**Rows**
--------

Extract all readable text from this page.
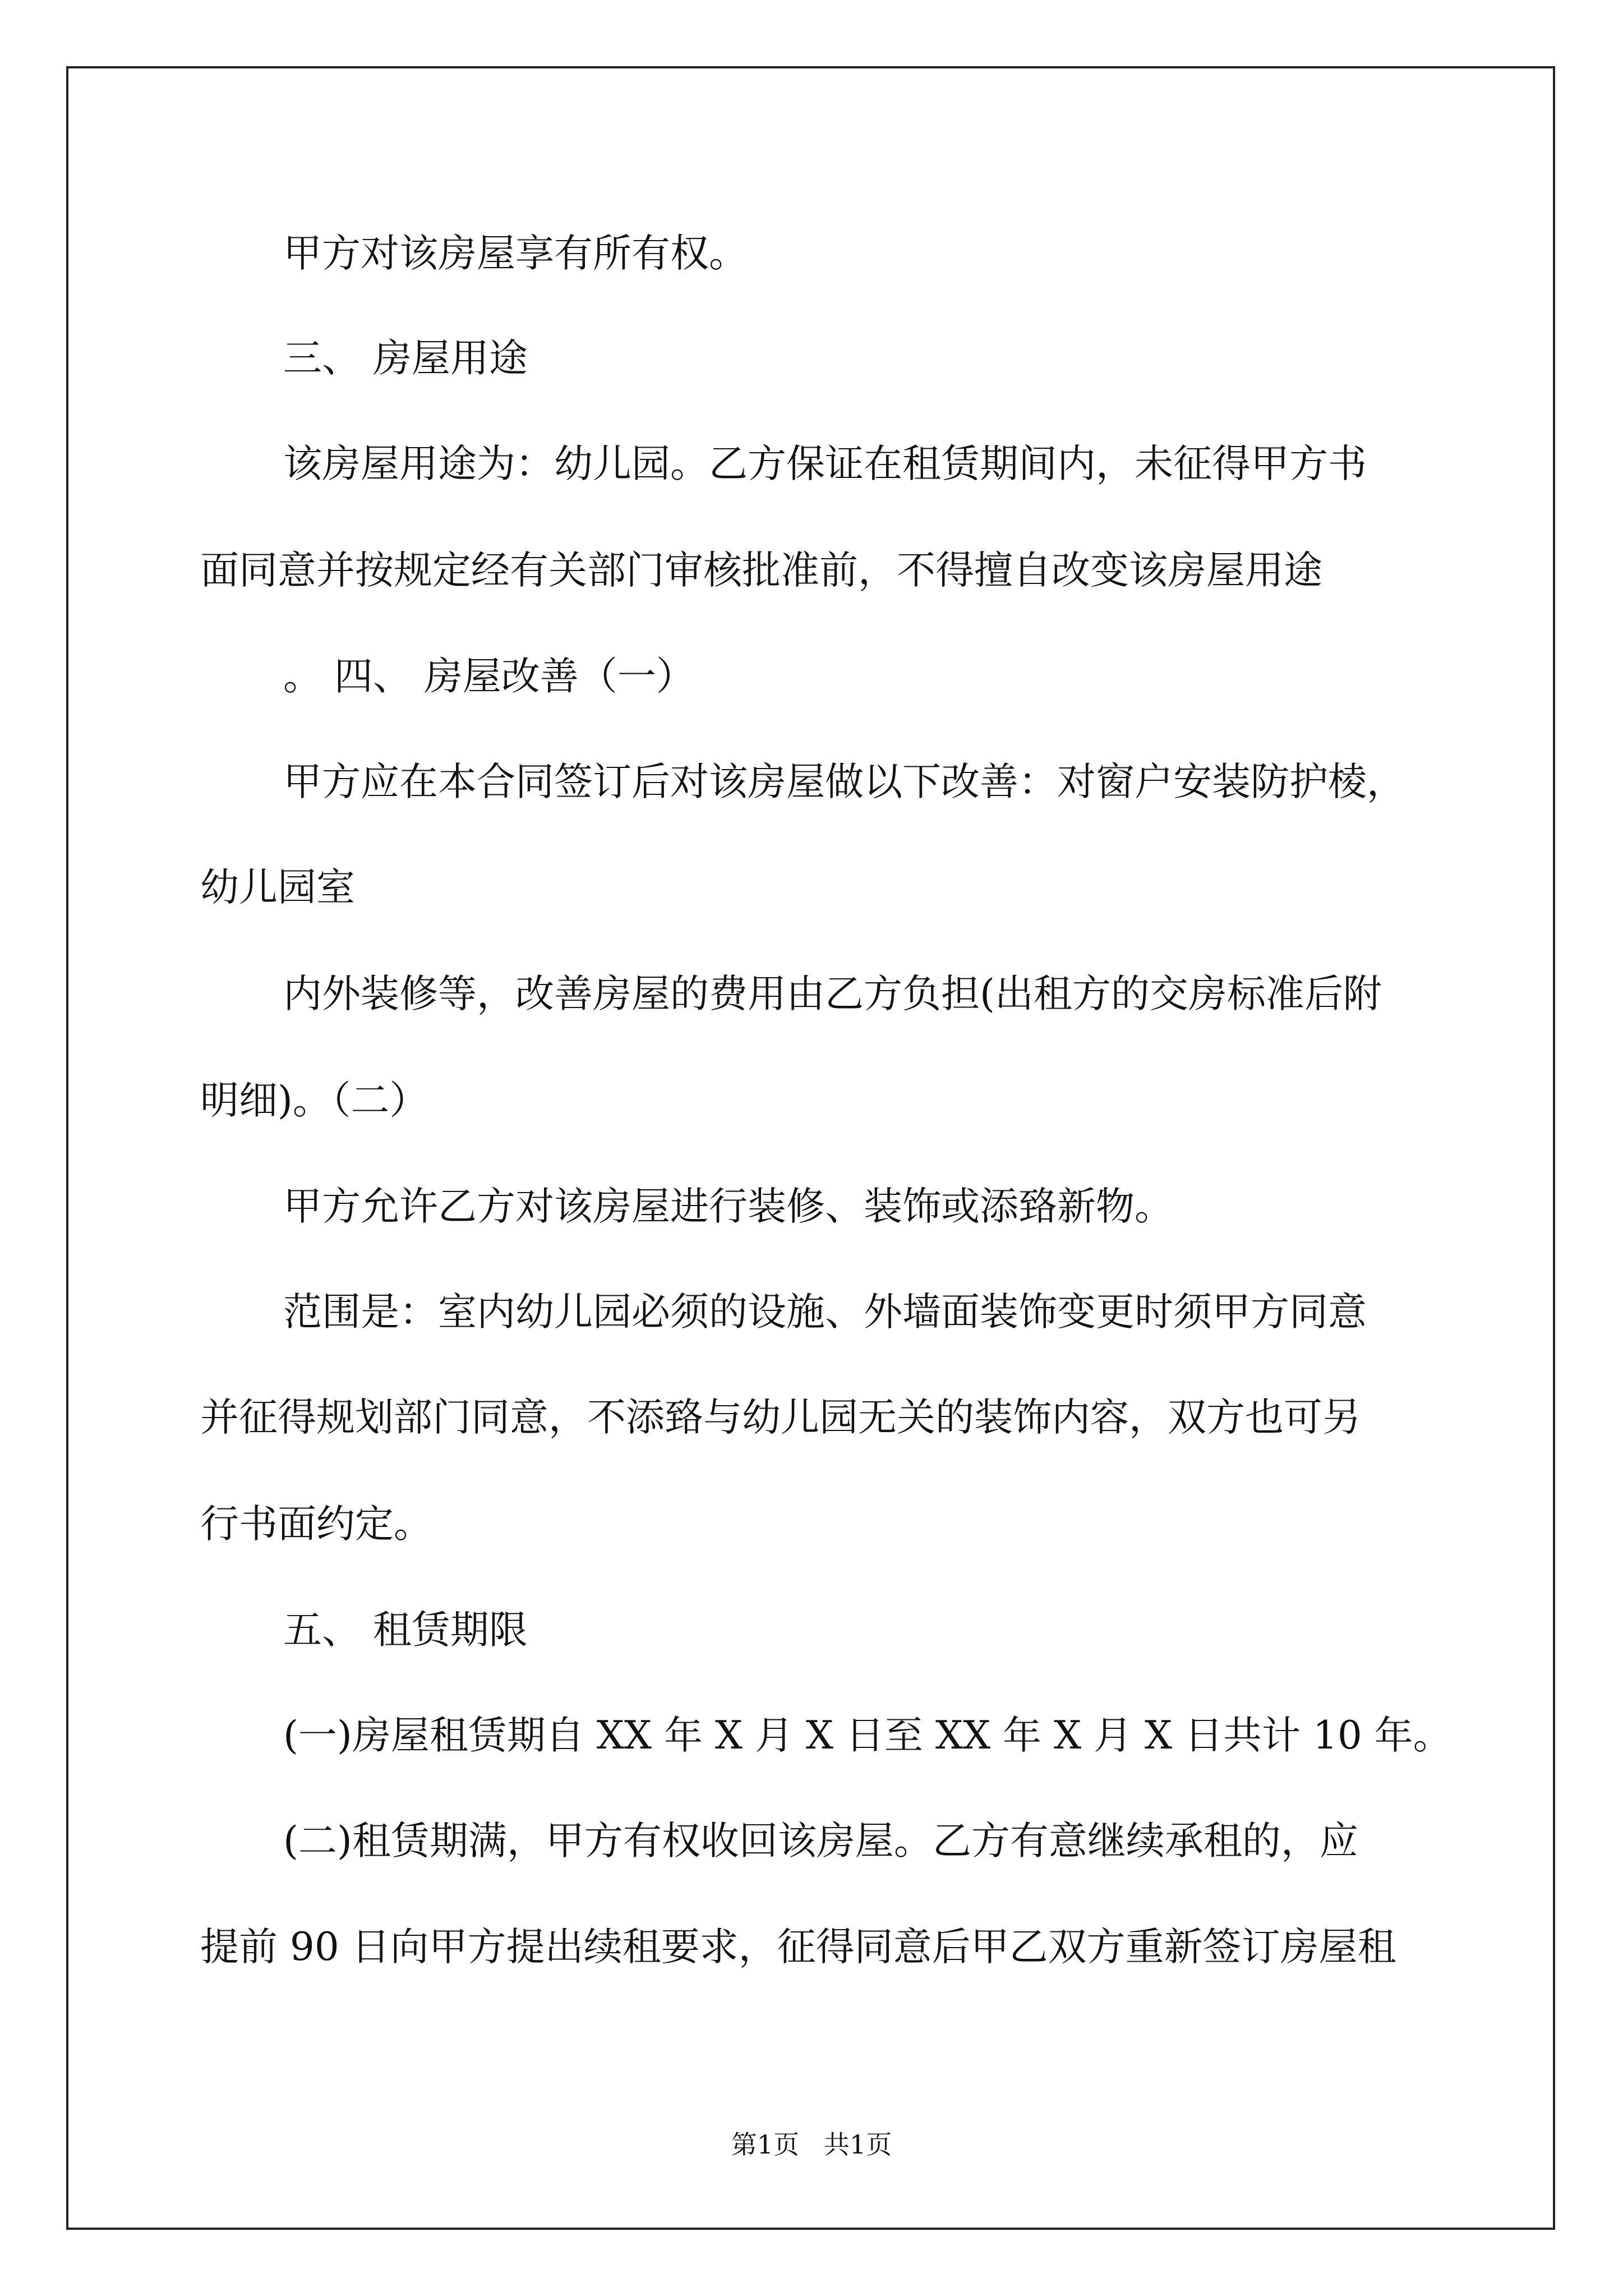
甲方对该房屋享有所有权。
三、 房屋用途
该房屋用途为：幼儿园。乙方保证在租赁期间内，未征得甲方书
面同意并按规定经有关部门审核批准前，不得擅自改变该房屋用途
。 四、 房屋改善（一）
甲方应在本合同签订后对该房屋做以下改善：对窗户安装防护棱，
幼儿园室
内外装修等，改善房屋的费用由乙方负担(出租方的交房标准后附
明细)。（二）
甲方允许乙方对该房屋进行装修、装饰或添臵新物。
范围是：室内幼儿园必须的设施、外墙面装饰变更时须甲方同意
并征得规划部门同意，不添臵与幼儿园无关的装饰内容，双方也可另
行书面约定。
五、 租赁期限
(一)房屋租赁期自 XX 年 X 月 X 日至 XX 年 X 月 X 日共计 10 年。
(二)租赁期满，甲方有权收回该房屋。乙方有意继续承租的，应
提前 90 日向甲方提出续租要求，征得同意后甲乙双方重新签订房屋租
第1页   共1页
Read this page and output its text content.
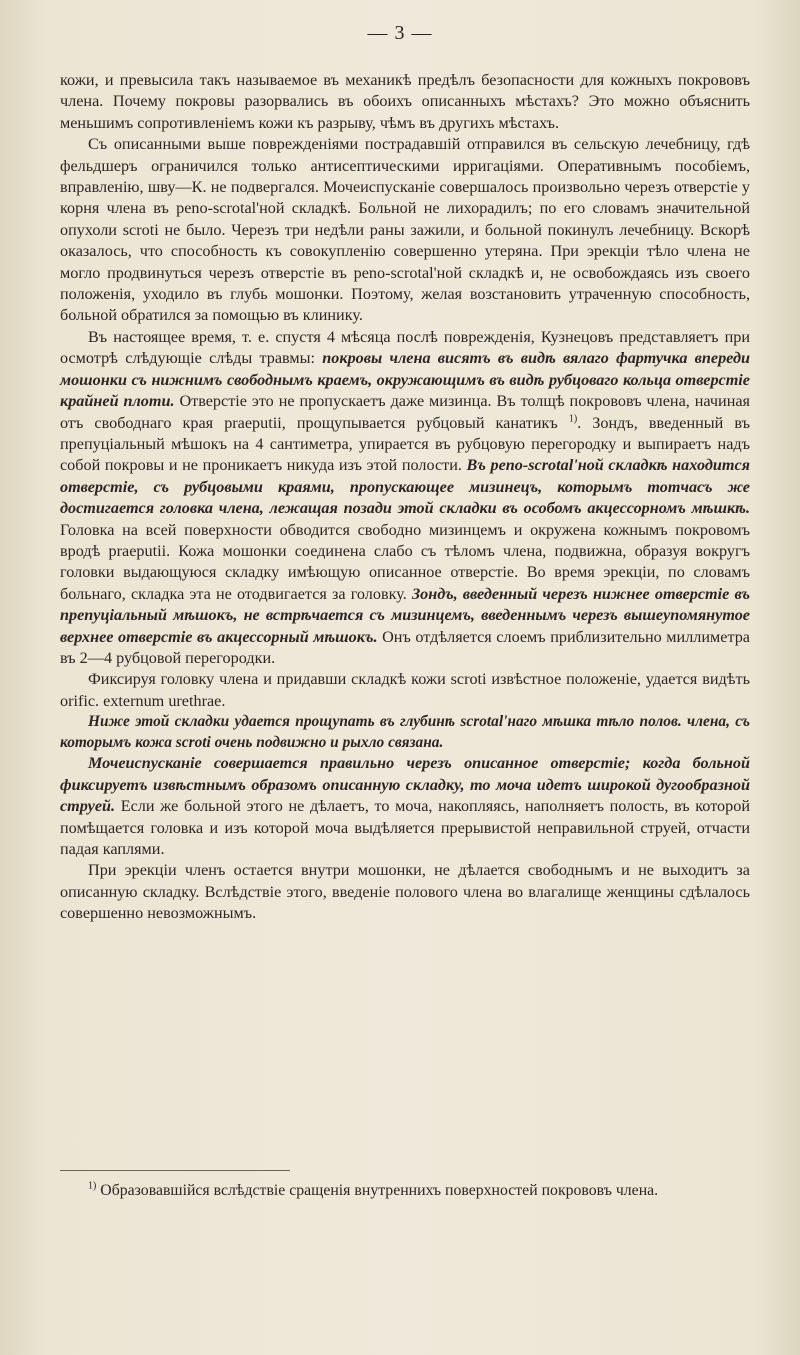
— 3 —

кожи, и превысила такъ называемое въ механикѣ предѣлъ безопасности для кожныхъ покрововъ члена. Почему покровы разорвались въ обоихъ описанныхъ мѣстахъ? Это можно объяснить меньшимъ сопротивленіемъ кожи къ разрыву, чѣмъ въ другихъ мѣстахъ.

Съ описанными выше поврежденіями пострадавшій отправился въ сельскую лечебницу, гдѣ фельдшеръ ограничился только антисептическими ирригаціями. Оперативнымъ пособіемъ, вправленію, шву—К. не подвергался. Мочеиспусканіе совершалось произвольно черезъ отверстіе у корня члена въ peno-scrotal'ной складкѣ. Больной не лихорадилъ; по его словамъ значительной опухоли scroti не было. Черезъ три недѣли раны зажили, и больной покинулъ лечебницу. Вскорѣ оказалось, что способность къ совокупленію совершенно утеряна. При эрекціи тѣло члена не могло продвинуться черезъ отверстіе въ peno-scrotal'ной складкѣ и, не освобождаясь изъ своего положенія, уходило въ глубь мошонки. Поэтому, желая возстановить утраченную способность, больной обратился за помощью въ клинику.

Въ настоящее время, т. е. спустя 4 мѣсяца послѣ поврежденія, Кузнецовъ представляетъ при осмотрѣ слѣдующіе слѣды травмы: покровы члена висятъ въ видѣ вялаго фартучка впереди мошонки съ нижнимъ свободнымъ краемъ, окружающимъ въ видѣ рубцоваго кольца отверстіе крайней плоти. Отверстіе это не пропускаетъ даже мизинца. Въ толщѣ покрововъ члена, начиная отъ свободнаго края praeputii, прощупывается рубцовый канатикъ $^{1)}$. Зондъ, введенный въ препуціальный мѣшокъ на 4 сантиметра, упирается въ рубцовую перегородку и выпираетъ надъ собой покровы и не проникаетъ никуда изъ этой полости. Въ peno-scrotal'ной складкѣ находится отверстіе, съ рубцовыми краями, пропускающее мизинецъ, которымъ тотчасъ же достигается головка члена, лежащая позади этой складки въ особомъ акцессорномъ мѣшкѣ. Головка на всей поверхности обводится свободно мизинцемъ и окружена кожнымъ покровомъ вродѣ praeputii. Кожа мошонки соединена слабо съ тѣломъ члена, подвижна, образуя вокругъ головки выдающуюся складку имѣющую описанное отверстіе. Во время эрекціи, по словамъ больнаго, складка эта не отодвигается за головку. Зондъ, введенный черезъ нижнее отверстіе въ препуціальный мѣшокъ, не встрѣчается съ мизинцемъ, введеннымъ черезъ вышеупомянутое верхнее отверстіе въ акцессорный мѣшокъ. Онъ отдѣляется слоемъ приблизительно миллиметра въ 2—4 рубцовой перегородки.

Фиксируя головку члена и придавши складкѣ кожи scroti извѣстное положеніе, удается видѣть orific. externum urethrae.

Ниже этой складки удается прощупать въ глубинѣ scrotal'наго мѣшка тѣло полов. члена, съ которымъ кожа scroti очень подвижно и рыхло связана.

Мочеиспусканіе совершается правильно черезъ описанное отверстіе; когда больной фиксируетъ извѣстнымъ образомъ описанную складку, то моча идетъ широкой дугообразной струей. Если же больной этого не дѣлаетъ, то моча, накопляясь, наполняетъ полость, въ которой помѣщается головка и изъ которой моча выдѣляется прерывистой неправильной струей, отчасти падая каплями.

При эрекціи членъ остается внутри мошонки, не дѣлается свободнымъ и не выходитъ за описанную складку. Вслѣдствіе этого, введеніе полового члена во влагалище женщины сдѣлалось совершенно невозможнымъ.

$^{1)}$ Образовавшійся вслѣдствіе сращенія внутреннихъ поверхностей покрововъ члена.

--------

**What you are asked to do**
Retype each record exactly as it stands, but do not include the pictures.

**Problem solution**
Extract all readable text from this page.
甲方对该房屋享有所有权。
三、 房屋用途
该房屋用途为：幼儿园。乙方保证在租赁期间内，未征得甲方书
面同意并按规定经有关部门审核批准前，不得擅自改变该房屋用途
。 四、 房屋改善（一）
甲方应在本合同签订后对该房屋做以下改善：对窗户安装防护棱，
幼儿园室
内外装修等，改善房屋的费用由乙方负担(出租方的交房标准后附
明细)。（二）
甲方允许乙方对该房屋进行装修、装饰或添臵新物。
范围是：室内幼儿园必须的设施、外墙面装饰变更时须甲方同意
并征得规划部门同意，不添臵与幼儿园无关的装饰内容，双方也可另
行书面约定。
五、 租赁期限
(一)房屋租赁期自 XX 年 X 月 X 日至 XX 年 X 月 X 日共计 10 年。
(二)租赁期满，甲方有权收回该房屋。乙方有意继续承租的，应
提前 90 日向甲方提出续租要求，征得同意后甲乙双方重新签订房屋租
第1页   共1页
Read this page and output its text content.
— 3 —

кожи, и превысила такъ называемое въ механикѣ предѣлъ безопасности для кожныхъ покрововъ члена. Почему покровы разорвались въ обоихъ описанныхъ мѣстахъ? Это можно объяснить меньшимъ сопротивленіемъ кожи къ разрыву, чѣмъ въ другихъ мѣстахъ.

Съ описанными выше поврежденіями пострадавшій отправился въ сельскую лечебницу, гдѣ фельдшеръ ограничился только антисептическими ирригаціями. Оперативнымъ пособіемъ, вправленію, шву—К. не подвергался. Мочеиспусканіе совершалось произвольно черезъ отверстіе у корня члена въ peno-scrotal'ной складкѣ. Больной не лихорадилъ; по его словамъ значительной опухоли scroti не было. Черезъ три недѣли раны зажили, и больной покинулъ лечебницу. Вскорѣ оказалось, что способность къ совокупленію совершенно утеряна. При эрекціи тѣло члена не могло продвинуться черезъ отверстіе въ peno-scrotal'ной складкѣ и, не освобождаясь изъ своего положенія, уходило въ глубь мошонки. Поэтому, желая возстановить утраченную способность, больной обратился за помощью въ клинику.

Въ настоящее время, т. е. спустя 4 мѣсяца послѣ поврежденія, Кузнецовъ представляетъ при осмотрѣ слѣдующіе слѣды травмы: покровы члена висятъ въ видѣ вялаго фартучка впереди мошонки съ нижнимъ свободнымъ краемъ, окружающимъ въ видѣ рубцоваго кольца отверстіе крайней плоти. Отверстіе это не пропускаетъ даже мизинца. Въ толщѣ покрововъ члена, начиная отъ свободнаго края praeputii, прощупывается рубцовый канатикъ $^{1)}$. Зондъ, введенный въ препуціальный мѣшокъ на 4 сантиметра, упирается въ рубцовую перегородку и выпираетъ надъ собой покровы и не проникаетъ никуда изъ этой полости. Въ peno-scrotal'ной складкѣ находится отверстіе, съ рубцовыми краями, пропускающее мизинецъ, которымъ тотчасъ же достигается головка члена, лежащая позади этой складки въ особомъ акцессорномъ мѣшкѣ. Головка на всей поверхности обводится свободно мизинцемъ и окружена кожнымъ покровомъ вродѣ praeputii. Кожа мошонки соединена слабо съ тѣломъ члена, подвижна, образуя вокругъ головки выдающуюся складку имѣющую описанное отверстіе. Во время эрекціи, по словамъ больнаго, складка эта не отодвигается за головку. Зондъ, введенный черезъ нижнее отверстіе въ препуціальный мѣшокъ, не встрѣчается съ мизинцемъ, введеннымъ черезъ вышеупомянутое верхнее отверстіе въ акцессорный мѣшокъ. Онъ отдѣляется слоемъ приблизительно миллиметра въ 2—4 рубцовой перегородки.

Фиксируя головку члена и придавши складкѣ кожи scroti извѣстное положеніе, удается видѣть orific. externum urethrae.

Ниже этой складки удается прощупать въ глубинѣ scrotal'наго мѣшка тѣло полов. члена, съ которымъ кожа scroti очень подвижно и рыхло связана.

Мочеиспусканіе совершается правильно черезъ описанное отверстіе; когда больной фиксируетъ извѣстнымъ образомъ описанную складку, то моча идетъ широкой дугообразной струей. Если же больной этого не дѣлаетъ, то моча, накопляясь, наполняетъ полость, въ которой помѣщается головка и изъ которой моча выдѣляется прерывистой неправильной струей, отчасти падая каплями.

При эрекціи членъ остается внутри мошонки, не дѣлается свободнымъ и не выходитъ за описанную складку. Вслѣдствіе этого, введеніе полового члена во влагалище женщины сдѣлалось совершенно невозможнымъ.

$^{1)}$ Образовавшійся вслѣдствіе сращенія внутреннихъ поверхностей покрововъ члена.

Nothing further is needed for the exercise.